Job a> In the timebanking text, why did the WICC investigate design variations instead of keeping the conventional person-to-person timebanking model?

Extract>
------------------------------

The purpose of introducing timebanking to Wales was to help rebuild communities, overcome divisions, improve interpersonal relationships within society, and improve economic and social opportunities. It was hoped that timebanking might provide alternatives to the self-reinforcing trends toward decline by offering new economic and social opportunities to those living in former mining regions of Wales.  

The WICC investigated timebanking and its mechanisms as well as other community currency approaches. The project identified limitations as well as success factors in timebanking. The object was to design timebanking systems that would fit with the Welsh context and offer new ways of organizing people and activities in support of meeting community needs, thus enabling transformation of communities. A conventional (person-to-person) timebanking model was the starting point, but the WICC investigated design variations that might better fit the context and needs of former coalfield areas and communities.  “What that meant in real terms was a shift in how we saw the currency behave. It started moving from a brokered exchange of skills between individuals to more of a purposeful engagement with broader communities through community anchor organizations.”

------------------------------

Listed entries>
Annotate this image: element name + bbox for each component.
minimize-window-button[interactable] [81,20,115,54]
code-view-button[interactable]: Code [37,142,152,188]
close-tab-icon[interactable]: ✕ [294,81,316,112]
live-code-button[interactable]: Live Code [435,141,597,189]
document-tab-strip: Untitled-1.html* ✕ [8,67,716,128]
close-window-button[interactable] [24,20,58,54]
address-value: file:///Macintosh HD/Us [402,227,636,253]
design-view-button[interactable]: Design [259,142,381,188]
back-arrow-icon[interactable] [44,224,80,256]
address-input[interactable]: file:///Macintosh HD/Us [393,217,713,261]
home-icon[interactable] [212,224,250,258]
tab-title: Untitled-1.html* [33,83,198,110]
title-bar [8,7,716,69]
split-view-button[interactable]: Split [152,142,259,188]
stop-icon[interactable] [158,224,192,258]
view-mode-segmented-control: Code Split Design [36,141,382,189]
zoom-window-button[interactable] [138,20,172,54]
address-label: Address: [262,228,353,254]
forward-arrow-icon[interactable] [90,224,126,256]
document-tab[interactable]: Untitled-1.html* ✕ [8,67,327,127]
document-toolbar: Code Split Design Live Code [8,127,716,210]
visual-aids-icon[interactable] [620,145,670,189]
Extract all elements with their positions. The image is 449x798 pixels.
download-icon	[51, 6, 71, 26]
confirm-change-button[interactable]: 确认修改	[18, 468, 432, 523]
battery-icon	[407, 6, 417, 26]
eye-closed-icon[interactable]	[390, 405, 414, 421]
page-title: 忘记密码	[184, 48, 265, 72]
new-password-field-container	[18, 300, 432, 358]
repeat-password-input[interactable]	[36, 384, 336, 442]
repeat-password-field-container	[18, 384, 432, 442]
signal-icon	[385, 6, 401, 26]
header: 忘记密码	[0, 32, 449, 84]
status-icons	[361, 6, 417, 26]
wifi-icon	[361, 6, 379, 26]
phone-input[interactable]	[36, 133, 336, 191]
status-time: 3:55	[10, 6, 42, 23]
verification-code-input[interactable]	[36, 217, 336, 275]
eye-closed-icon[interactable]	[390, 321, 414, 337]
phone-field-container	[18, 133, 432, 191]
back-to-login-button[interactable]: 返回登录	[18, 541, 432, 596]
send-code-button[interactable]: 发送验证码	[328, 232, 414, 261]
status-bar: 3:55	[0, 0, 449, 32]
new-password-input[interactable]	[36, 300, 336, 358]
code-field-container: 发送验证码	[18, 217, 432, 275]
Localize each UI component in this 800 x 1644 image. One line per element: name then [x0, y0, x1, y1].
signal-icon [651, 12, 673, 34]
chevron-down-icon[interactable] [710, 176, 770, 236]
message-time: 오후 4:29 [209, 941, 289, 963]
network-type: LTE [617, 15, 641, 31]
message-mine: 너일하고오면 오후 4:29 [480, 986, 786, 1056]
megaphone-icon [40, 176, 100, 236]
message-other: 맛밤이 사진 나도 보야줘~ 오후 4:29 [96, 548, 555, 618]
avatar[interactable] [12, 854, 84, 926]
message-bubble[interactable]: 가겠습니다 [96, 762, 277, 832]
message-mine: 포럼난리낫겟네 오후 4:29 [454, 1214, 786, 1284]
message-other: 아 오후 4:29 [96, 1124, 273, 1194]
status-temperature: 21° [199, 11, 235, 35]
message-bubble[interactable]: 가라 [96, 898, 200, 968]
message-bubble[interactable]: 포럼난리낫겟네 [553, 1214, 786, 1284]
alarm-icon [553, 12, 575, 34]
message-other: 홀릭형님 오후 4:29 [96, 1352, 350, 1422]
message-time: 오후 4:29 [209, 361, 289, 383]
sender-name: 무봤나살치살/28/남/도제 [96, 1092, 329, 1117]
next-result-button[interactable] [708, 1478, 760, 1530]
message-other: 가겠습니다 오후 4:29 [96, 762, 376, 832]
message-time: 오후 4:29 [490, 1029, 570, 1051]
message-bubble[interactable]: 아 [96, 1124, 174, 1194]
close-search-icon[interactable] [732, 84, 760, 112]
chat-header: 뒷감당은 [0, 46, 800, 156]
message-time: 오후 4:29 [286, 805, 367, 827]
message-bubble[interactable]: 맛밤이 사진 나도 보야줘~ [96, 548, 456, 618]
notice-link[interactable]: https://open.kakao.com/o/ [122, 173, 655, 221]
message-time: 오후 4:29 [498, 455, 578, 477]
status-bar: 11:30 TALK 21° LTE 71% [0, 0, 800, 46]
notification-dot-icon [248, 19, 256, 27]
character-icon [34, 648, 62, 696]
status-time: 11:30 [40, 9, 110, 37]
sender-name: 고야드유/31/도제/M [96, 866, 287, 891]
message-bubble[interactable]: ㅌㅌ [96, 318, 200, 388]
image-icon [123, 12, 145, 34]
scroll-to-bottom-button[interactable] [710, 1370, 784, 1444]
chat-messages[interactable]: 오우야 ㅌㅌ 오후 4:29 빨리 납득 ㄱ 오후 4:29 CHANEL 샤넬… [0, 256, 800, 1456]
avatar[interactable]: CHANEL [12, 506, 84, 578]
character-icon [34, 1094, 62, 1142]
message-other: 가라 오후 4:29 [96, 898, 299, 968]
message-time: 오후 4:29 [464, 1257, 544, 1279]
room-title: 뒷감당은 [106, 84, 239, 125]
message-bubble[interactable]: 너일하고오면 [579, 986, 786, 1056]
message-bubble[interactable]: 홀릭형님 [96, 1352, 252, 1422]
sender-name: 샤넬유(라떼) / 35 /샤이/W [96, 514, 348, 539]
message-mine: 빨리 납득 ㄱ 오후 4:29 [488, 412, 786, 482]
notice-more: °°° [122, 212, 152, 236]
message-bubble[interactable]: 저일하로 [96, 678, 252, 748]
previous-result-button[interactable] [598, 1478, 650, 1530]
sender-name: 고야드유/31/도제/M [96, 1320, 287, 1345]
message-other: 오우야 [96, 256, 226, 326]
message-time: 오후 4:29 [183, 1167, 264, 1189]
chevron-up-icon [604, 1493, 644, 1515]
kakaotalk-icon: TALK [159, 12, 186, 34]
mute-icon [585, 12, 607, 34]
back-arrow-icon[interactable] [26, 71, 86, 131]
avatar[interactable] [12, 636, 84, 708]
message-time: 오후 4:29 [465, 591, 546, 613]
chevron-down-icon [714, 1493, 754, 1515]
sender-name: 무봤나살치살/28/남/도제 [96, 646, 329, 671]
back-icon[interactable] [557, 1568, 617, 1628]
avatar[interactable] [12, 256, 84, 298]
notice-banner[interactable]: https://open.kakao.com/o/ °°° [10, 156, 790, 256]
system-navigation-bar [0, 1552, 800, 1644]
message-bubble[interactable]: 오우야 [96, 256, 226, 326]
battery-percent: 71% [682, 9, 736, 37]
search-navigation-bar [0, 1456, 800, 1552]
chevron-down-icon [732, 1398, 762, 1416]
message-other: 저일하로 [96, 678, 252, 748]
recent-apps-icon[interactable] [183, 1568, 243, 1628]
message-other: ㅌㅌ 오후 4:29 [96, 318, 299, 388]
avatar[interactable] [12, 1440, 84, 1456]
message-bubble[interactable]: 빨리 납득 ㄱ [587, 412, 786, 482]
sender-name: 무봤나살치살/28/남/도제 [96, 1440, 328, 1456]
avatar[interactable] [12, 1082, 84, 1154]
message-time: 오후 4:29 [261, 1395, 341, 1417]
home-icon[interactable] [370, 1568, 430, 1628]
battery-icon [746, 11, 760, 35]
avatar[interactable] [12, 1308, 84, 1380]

------------------------------

Job b> Switch "interactable" to "clickable" in the part of the records that opens at their first line and closes with the line containing "design-view-button[interactable]: Design [259,142,381,188]". Keep everything else unchanged and give only those lines.

Exercise output a> The conventional person-to-person model was only the starting point. The WICC explored design variations that might better fit the context and needs of former coalfield areas and communities.

Exercise output b>
Annotate this image: element name + bbox for each component.
minimize-window-button[clickable] [81,20,115,54]
code-view-button[clickable]: Code [37,142,152,188]
close-tab-icon[clickable]: ✕ [294,81,316,112]
live-code-button[clickable]: Live Code [435,141,597,189]
document-tab-strip: Untitled-1.html* ✕ [8,67,716,128]
close-window-button[clickable] [24,20,58,54]
address-value: file:///Macintosh HD/Us [402,227,636,253]
design-view-button[clickable]: Design [259,142,381,188]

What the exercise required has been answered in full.